### TASK DIRECTIONS
Copy the data exactly; pictures stay out of the copy.

### ITEMS
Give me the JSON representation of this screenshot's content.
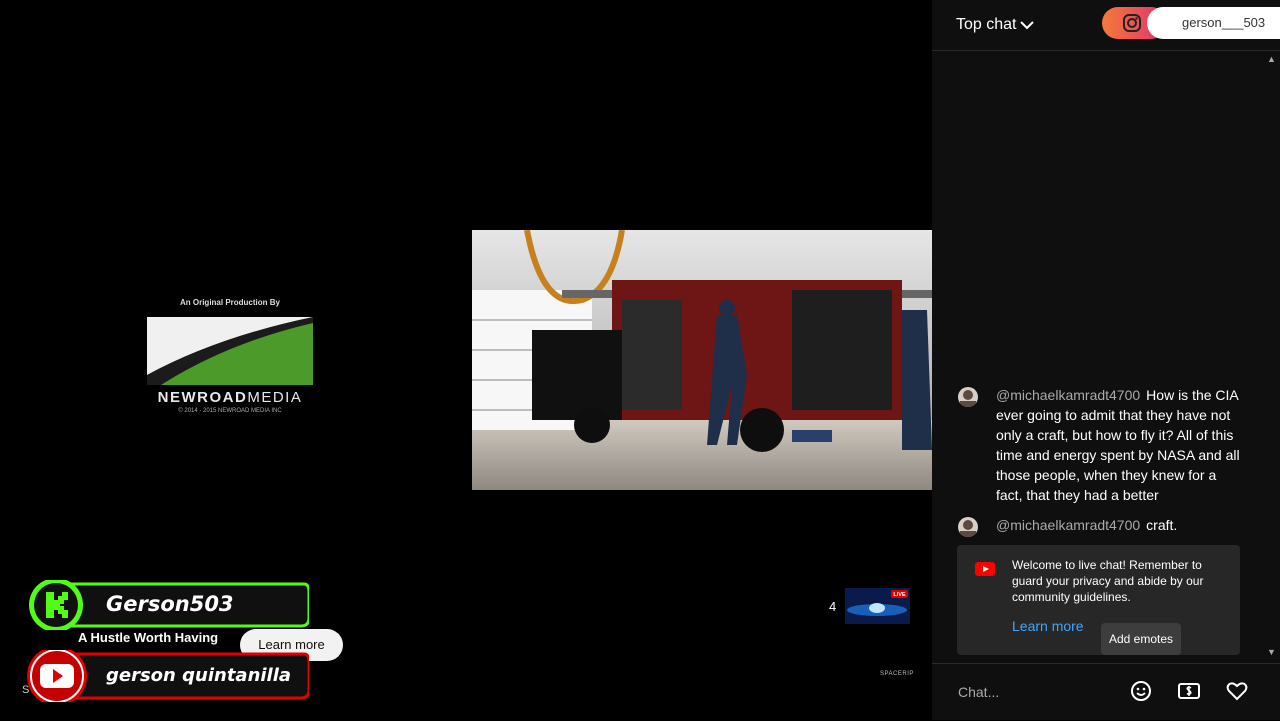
{
  "video": {
    "production_credit": "An Original Production By",
    "logo_name_bold": "NEWROAD",
    "logo_name_light": "MEDIA",
    "logo_copyright": "© 2014 - 2015 NEWROAD MEDIA INC",
    "overlay_kick_name": "Gerson503",
    "overlay_youtube_name": "gerson quintanilla",
    "sponsor_text": "A Hustle Worth Having",
    "sponsor_button": "Learn more",
    "left_small_text": "S",
    "queue_count": "4",
    "watermark": "SPACERIP",
    "live_badge": "LIVE"
  },
  "chat": {
    "header_title": "Top chat",
    "instagram_handle": "gerson___503",
    "messages": [
      {
        "author": "@michaelkamradt4700",
        "text": "How is the CIA ever going to admit that they have not only a craft, but how to fly it? All of this time and energy spent by NASA and all those people, when they knew for a fact, that they had a better"
      },
      {
        "author": "@michaelkamradt4700",
        "text": "craft."
      }
    ],
    "welcome_text": "Welcome to live chat! Remember to guard your privacy and abide by our community guidelines.",
    "welcome_learn_more": "Learn more",
    "add_emotes": "Add emotes",
    "input_placeholder": "Chat...",
    "colors": {
      "link": "#3ea6ff",
      "kick_green": "#53fc18",
      "youtube_red": "#ff0000"
    }
  }
}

### EXPECTED OUTPUT
Give me the JSON representation of this screenshot's content.
{
  "video": {
    "production_credit": "An Original Production By",
    "logo_name_bold": "NEWROAD",
    "logo_name_light": "MEDIA",
    "logo_copyright": "© 2014 - 2015 NEWROAD MEDIA INC",
    "overlay_kick_name": "Gerson503",
    "overlay_youtube_name": "gerson quintanilla",
    "sponsor_text": "A Hustle Worth Having",
    "sponsor_button": "Learn more",
    "left_small_text": "S",
    "queue_count": "4",
    "watermark": "SPACERIP",
    "live_badge": "LIVE"
  },
  "chat": {
    "header_title": "Top chat",
    "instagram_handle": "gerson___503",
    "messages": [
      {
        "author": "@michaelkamradt4700",
        "text": "How is the CIA ever going to admit that they have not only a craft, but how to fly it? All of this time and energy spent by NASA and all those people, when they knew for a fact, that they had a better"
      },
      {
        "author": "@michaelkamradt4700",
        "text": "craft."
      }
    ],
    "welcome_text": "Welcome to live chat! Remember to guard your privacy and abide by our community guidelines.",
    "welcome_learn_more": "Learn more",
    "add_emotes": "Add emotes",
    "input_placeholder": "Chat...",
    "colors": {
      "link": "#3ea6ff",
      "kick_green": "#53fc18",
      "youtube_red": "#ff0000"
    }
  }
}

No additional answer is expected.